## start

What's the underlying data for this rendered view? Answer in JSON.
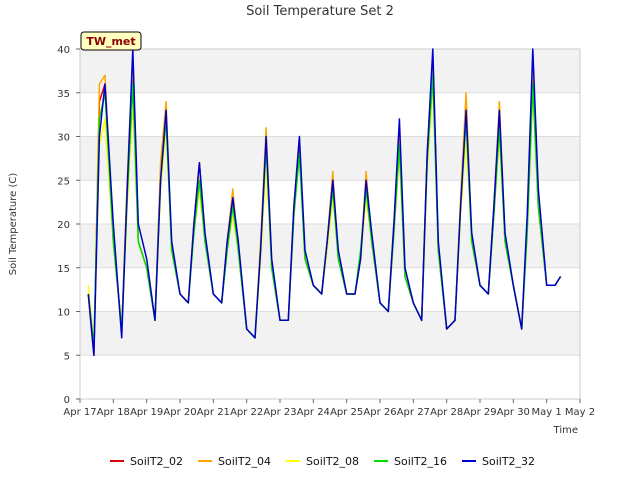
{
  "chart_data": {
    "type": "line",
    "title": "Soil Temperature Set 2",
    "xlabel": "Time",
    "ylabel": "Soil Temperature (C)",
    "xlim": [
      "Apr 17",
      "May 2"
    ],
    "ylim": [
      0,
      40
    ],
    "yticks": [
      0,
      5,
      10,
      15,
      20,
      25,
      30,
      35,
      40
    ],
    "xtick_labels": [
      "Apr 17",
      "Apr 18",
      "Apr 19",
      "Apr 20",
      "Apr 21",
      "Apr 22",
      "Apr 23",
      "Apr 24",
      "Apr 25",
      "Apr 26",
      "Apr 27",
      "Apr 28",
      "Apr 29",
      "Apr 30",
      "May 1",
      "May 2"
    ],
    "grid": "horizontal bands",
    "legend_position": "bottom",
    "annotation": "TW_met",
    "series": [
      {
        "name": "SoilT2_02",
        "color": "#dd0000",
        "x": [
          "Apr 17 06:00",
          "Apr 17 10:00",
          "Apr 17 14:00",
          "Apr 17 18:00",
          "Apr 18 00:00",
          "Apr 18 06:00",
          "Apr 18 10:00",
          "Apr 18 14:00",
          "Apr 18 18:00",
          "Apr 19 00:00",
          "Apr 19 06:00",
          "Apr 19 10:00",
          "Apr 19 14:00",
          "Apr 19 18:00",
          "Apr 20 00:00",
          "Apr 20 06:00",
          "Apr 20 10:00",
          "Apr 20 14:00",
          "Apr 20 18:00",
          "Apr 21 00:00",
          "Apr 21 06:00",
          "Apr 21 10:00",
          "Apr 21 14:00",
          "Apr 21 18:00",
          "Apr 22 00:00",
          "Apr 22 06:00",
          "Apr 22 10:00",
          "Apr 22 14:00",
          "Apr 22 18:00",
          "Apr 23 00:00",
          "Apr 23 06:00",
          "Apr 23 10:00",
          "Apr 23 14:00",
          "Apr 23 18:00",
          "Apr 24 00:00",
          "Apr 24 06:00",
          "Apr 24 10:00",
          "Apr 24 14:00",
          "Apr 24 18:00",
          "Apr 25 00:00",
          "Apr 25 06:00",
          "Apr 25 10:00",
          "Apr 25 14:00",
          "Apr 25 18:00",
          "Apr 26 00:00",
          "Apr 26 06:00",
          "Apr 26 10:00",
          "Apr 26 14:00",
          "Apr 26 18:00",
          "Apr 27 00:00",
          "Apr 27 06:00",
          "Apr 27 10:00",
          "Apr 27 14:00",
          "Apr 27 18:00",
          "Apr 28 00:00",
          "Apr 28 06:00",
          "Apr 28 10:00",
          "Apr 28 14:00",
          "Apr 28 18:00",
          "Apr 29 00:00",
          "Apr 29 06:00",
          "Apr 29 10:00",
          "Apr 29 14:00",
          "Apr 29 18:00",
          "Apr 30 00:00",
          "Apr 30 06:00",
          "Apr 30 10:00",
          "Apr 30 14:00",
          "Apr 30 18:00",
          "May 1 00:00",
          "May 1 06:00",
          "May 1 10:00"
        ],
        "y": [
          12,
          5,
          34,
          36,
          18,
          8,
          24,
          38,
          18,
          15,
          9,
          26,
          32,
          17,
          12,
          11,
          20,
          27,
          18,
          12,
          11,
          18,
          23,
          17,
          8,
          7,
          17,
          30,
          15,
          9,
          9,
          22,
          29,
          16,
          13,
          12,
          18,
          25,
          16,
          12,
          12,
          16,
          25,
          18,
          11,
          10,
          20,
          30,
          14,
          11,
          9,
          28,
          39,
          17,
          8,
          9,
          22,
          34,
          18,
          13,
          12,
          22,
          33,
          18,
          13,
          8,
          20,
          38,
          22,
          13,
          13,
          14
        ]
      },
      {
        "name": "SoilT2_04",
        "color": "#ffa500",
        "x": [
          "Apr 17 06:00",
          "Apr 17 10:00",
          "Apr 17 14:00",
          "Apr 17 18:00",
          "Apr 18 00:00",
          "Apr 18 06:00",
          "Apr 18 10:00",
          "Apr 18 14:00",
          "Apr 18 18:00",
          "Apr 19 00:00",
          "Apr 19 06:00",
          "Apr 19 10:00",
          "Apr 19 14:00",
          "Apr 19 18:00",
          "Apr 20 00:00",
          "Apr 20 06:00",
          "Apr 20 10:00",
          "Apr 20 14:00",
          "Apr 20 18:00",
          "Apr 21 00:00",
          "Apr 21 06:00",
          "Apr 21 10:00",
          "Apr 21 14:00",
          "Apr 21 18:00",
          "Apr 22 00:00",
          "Apr 22 06:00",
          "Apr 22 10:00",
          "Apr 22 14:00",
          "Apr 22 18:00",
          "Apr 23 00:00",
          "Apr 23 06:00",
          "Apr 23 10:00",
          "Apr 23 14:00",
          "Apr 23 18:00",
          "Apr 24 00:00",
          "Apr 24 06:00",
          "Apr 24 10:00",
          "Apr 24 14:00",
          "Apr 24 18:00",
          "Apr 25 00:00",
          "Apr 25 06:00",
          "Apr 25 10:00",
          "Apr 25 14:00",
          "Apr 25 18:00",
          "Apr 26 00:00",
          "Apr 26 06:00",
          "Apr 26 10:00",
          "Apr 26 14:00",
          "Apr 26 18:00",
          "Apr 27 00:00",
          "Apr 27 06:00",
          "Apr 27 10:00",
          "Apr 27 14:00",
          "Apr 27 18:00",
          "Apr 28 00:00",
          "Apr 28 06:00",
          "Apr 28 10:00",
          "Apr 28 14:00",
          "Apr 28 18:00",
          "Apr 29 00:00",
          "Apr 29 06:00",
          "Apr 29 10:00",
          "Apr 29 14:00",
          "Apr 29 18:00",
          "Apr 30 00:00",
          "Apr 30 06:00",
          "Apr 30 10:00",
          "Apr 30 14:00",
          "Apr 30 18:00",
          "May 1 00:00",
          "May 1 06:00",
          "May 1 10:00"
        ],
        "y": [
          12,
          5,
          36,
          37,
          18,
          8,
          25,
          39,
          18,
          15,
          9,
          27,
          34,
          17,
          12,
          11,
          20,
          27,
          18,
          12,
          11,
          18,
          24,
          17,
          8,
          7,
          18,
          31,
          15,
          9,
          9,
          22,
          30,
          16,
          13,
          12,
          18,
          26,
          16,
          12,
          12,
          16,
          26,
          18,
          11,
          10,
          20,
          31,
          14,
          11,
          9,
          28,
          39,
          17,
          8,
          9,
          23,
          35,
          18,
          13,
          12,
          22,
          34,
          18,
          13,
          8,
          20,
          38,
          22,
          13,
          13,
          14
        ]
      },
      {
        "name": "SoilT2_08",
        "color": "#ffff00",
        "x": [
          "Apr 17 06:00",
          "Apr 17 10:00",
          "Apr 17 14:00",
          "Apr 17 18:00",
          "Apr 18 00:00",
          "Apr 18 06:00",
          "Apr 18 10:00",
          "Apr 18 14:00",
          "Apr 18 18:00",
          "Apr 19 00:00",
          "Apr 19 06:00",
          "Apr 19 10:00",
          "Apr 19 14:00",
          "Apr 19 18:00",
          "Apr 20 00:00",
          "Apr 20 06:00",
          "Apr 20 10:00",
          "Apr 20 14:00",
          "Apr 20 18:00",
          "Apr 21 00:00",
          "Apr 21 06:00",
          "Apr 21 10:00",
          "Apr 21 14:00",
          "Apr 21 18:00",
          "Apr 22 00:00",
          "Apr 22 06:00",
          "Apr 22 10:00",
          "Apr 22 14:00",
          "Apr 22 18:00",
          "Apr 23 00:00",
          "Apr 23 06:00",
          "Apr 23 10:00",
          "Apr 23 14:00",
          "Apr 23 18:00",
          "Apr 24 00:00",
          "Apr 24 06:00",
          "Apr 24 10:00",
          "Apr 24 14:00",
          "Apr 24 18:00",
          "Apr 25 00:00",
          "Apr 25 06:00",
          "Apr 25 10:00",
          "Apr 25 14:00",
          "Apr 25 18:00",
          "Apr 26 00:00",
          "Apr 26 06:00",
          "Apr 26 10:00",
          "Apr 26 14:00",
          "Apr 26 18:00",
          "Apr 27 00:00",
          "Apr 27 06:00",
          "Apr 27 10:00",
          "Apr 27 14:00",
          "Apr 27 18:00",
          "Apr 28 00:00",
          "Apr 28 06:00",
          "Apr 28 10:00",
          "Apr 28 14:00",
          "Apr 28 18:00",
          "Apr 29 00:00",
          "Apr 29 06:00",
          "Apr 29 10:00",
          "Apr 29 14:00",
          "Apr 29 18:00",
          "Apr 30 00:00",
          "Apr 30 06:00",
          "Apr 30 10:00",
          "Apr 30 14:00",
          "Apr 30 18:00",
          "May 1 00:00",
          "May 1 06:00",
          "May 1 10:00"
        ],
        "y": [
          13,
          6,
          29,
          32,
          18,
          8,
          22,
          34,
          18,
          15,
          9,
          24,
          31,
          17,
          12,
          11,
          19,
          24,
          18,
          12,
          11,
          17,
          21,
          17,
          8,
          7,
          16,
          27,
          15,
          9,
          9,
          21,
          28,
          16,
          13,
          12,
          17,
          23,
          16,
          12,
          12,
          16,
          23,
          18,
          11,
          10,
          19,
          28,
          14,
          11,
          9,
          26,
          36,
          17,
          8,
          9,
          21,
          30,
          18,
          13,
          12,
          21,
          30,
          18,
          13,
          8,
          19,
          35,
          22,
          13,
          13,
          14
        ]
      },
      {
        "name": "SoilT2_16",
        "color": "#00dd00",
        "x": [
          "Apr 17 06:00",
          "Apr 17 10:00",
          "Apr 17 14:00",
          "Apr 17 18:00",
          "Apr 18 00:00",
          "Apr 18 06:00",
          "Apr 18 10:00",
          "Apr 18 14:00",
          "Apr 18 18:00",
          "Apr 19 00:00",
          "Apr 19 06:00",
          "Apr 19 10:00",
          "Apr 19 14:00",
          "Apr 19 18:00",
          "Apr 20 00:00",
          "Apr 20 06:00",
          "Apr 20 10:00",
          "Apr 20 14:00",
          "Apr 20 18:00",
          "Apr 21 00:00",
          "Apr 21 06:00",
          "Apr 21 10:00",
          "Apr 21 14:00",
          "Apr 21 18:00",
          "Apr 22 00:00",
          "Apr 22 06:00",
          "Apr 22 10:00",
          "Apr 22 14:00",
          "Apr 22 18:00",
          "Apr 23 00:00",
          "Apr 23 06:00",
          "Apr 23 10:00",
          "Apr 23 14:00",
          "Apr 23 18:00",
          "Apr 24 00:00",
          "Apr 24 06:00",
          "Apr 24 10:00",
          "Apr 24 14:00",
          "Apr 24 18:00",
          "Apr 25 00:00",
          "Apr 25 06:00",
          "Apr 25 10:00",
          "Apr 25 14:00",
          "Apr 25 18:00",
          "Apr 26 00:00",
          "Apr 26 06:00",
          "Apr 26 10:00",
          "Apr 26 14:00",
          "Apr 26 18:00",
          "Apr 27 00:00",
          "Apr 27 06:00",
          "Apr 27 10:00",
          "Apr 27 14:00",
          "Apr 27 18:00",
          "Apr 28 00:00",
          "Apr 28 06:00",
          "Apr 28 10:00",
          "Apr 28 14:00",
          "Apr 28 18:00",
          "Apr 29 00:00",
          "Apr 29 06:00",
          "Apr 29 10:00",
          "Apr 29 14:00",
          "Apr 29 18:00",
          "Apr 30 00:00",
          "Apr 30 06:00",
          "Apr 30 10:00",
          "Apr 30 14:00",
          "Apr 30 18:00",
          "May 1 00:00",
          "May 1 06:00",
          "May 1 10:00"
        ],
        "y": [
          12,
          6,
          32,
          35,
          18,
          8,
          23,
          36,
          18,
          15,
          9,
          25,
          32,
          17,
          12,
          11,
          19,
          25,
          18,
          12,
          11,
          17,
          22,
          17,
          8,
          7,
          17,
          29,
          15,
          9,
          9,
          21,
          28,
          16,
          13,
          12,
          18,
          24,
          16,
          12,
          12,
          17,
          24,
          18,
          11,
          10,
          19,
          29,
          14,
          11,
          9,
          27,
          37,
          17,
          8,
          9,
          22,
          32,
          18,
          13,
          12,
          21,
          31,
          18,
          13,
          8,
          19,
          36,
          22,
          13,
          13,
          14
        ]
      },
      {
        "name": "SoilT2_32",
        "color": "#0000cc",
        "x": [
          "Apr 17 06:00",
          "Apr 17 10:00",
          "Apr 17 14:00",
          "Apr 17 18:00",
          "Apr 18 00:00",
          "Apr 18 06:00",
          "Apr 18 10:00",
          "Apr 18 14:00",
          "Apr 18 18:00",
          "Apr 19 00:00",
          "Apr 19 06:00",
          "Apr 19 10:00",
          "Apr 19 14:00",
          "Apr 19 18:00",
          "Apr 20 00:00",
          "Apr 20 06:00",
          "Apr 20 10:00",
          "Apr 20 14:00",
          "Apr 20 18:00",
          "Apr 21 00:00",
          "Apr 21 06:00",
          "Apr 21 10:00",
          "Apr 21 14:00",
          "Apr 21 18:00",
          "Apr 22 00:00",
          "Apr 22 06:00",
          "Apr 22 10:00",
          "Apr 22 14:00",
          "Apr 22 18:00",
          "Apr 23 00:00",
          "Apr 23 06:00",
          "Apr 23 10:00",
          "Apr 23 14:00",
          "Apr 23 18:00",
          "Apr 24 00:00",
          "Apr 24 06:00",
          "Apr 24 10:00",
          "Apr 24 14:00",
          "Apr 24 18:00",
          "Apr 25 00:00",
          "Apr 25 06:00",
          "Apr 25 10:00",
          "Apr 25 14:00",
          "Apr 25 18:00",
          "Apr 26 00:00",
          "Apr 26 06:00",
          "Apr 26 10:00",
          "Apr 26 14:00",
          "Apr 26 18:00",
          "Apr 27 00:00",
          "Apr 27 06:00",
          "Apr 27 10:00",
          "Apr 27 14:00",
          "Apr 27 18:00",
          "Apr 28 00:00",
          "Apr 28 06:00",
          "Apr 28 10:00",
          "Apr 28 14:00",
          "Apr 28 18:00",
          "Apr 29 00:00",
          "Apr 29 06:00",
          "Apr 29 10:00",
          "Apr 29 14:00",
          "Apr 29 18:00",
          "Apr 30 00:00",
          "Apr 30 06:00",
          "Apr 30 10:00",
          "Apr 30 14:00",
          "Apr 30 18:00",
          "May 1 00:00",
          "May 1 06:00",
          "May 1 10:00"
        ],
        "y": [
          12,
          5,
          30,
          36,
          20,
          7,
          24,
          40,
          20,
          16,
          9,
          25,
          33,
          18,
          12,
          11,
          20,
          27,
          19,
          12,
          11,
          18,
          23,
          18,
          8,
          7,
          17,
          30,
          16,
          9,
          9,
          22,
          30,
          17,
          13,
          12,
          18,
          25,
          17,
          12,
          12,
          16,
          25,
          19,
          11,
          10,
          20,
          32,
          15,
          11,
          9,
          28,
          40,
          18,
          8,
          9,
          22,
          33,
          19,
          13,
          12,
          22,
          33,
          19,
          13,
          8,
          21,
          40,
          24,
          13,
          13,
          14
        ]
      }
    ]
  }
}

## end

> SHORT TASK:
Lines containing the word "Temperature" must all be returned from the material above.

> FINAL ANSWER:
    "title": "Soil Temperature Set 2",
    "ylabel": "Soil Temperature (C)",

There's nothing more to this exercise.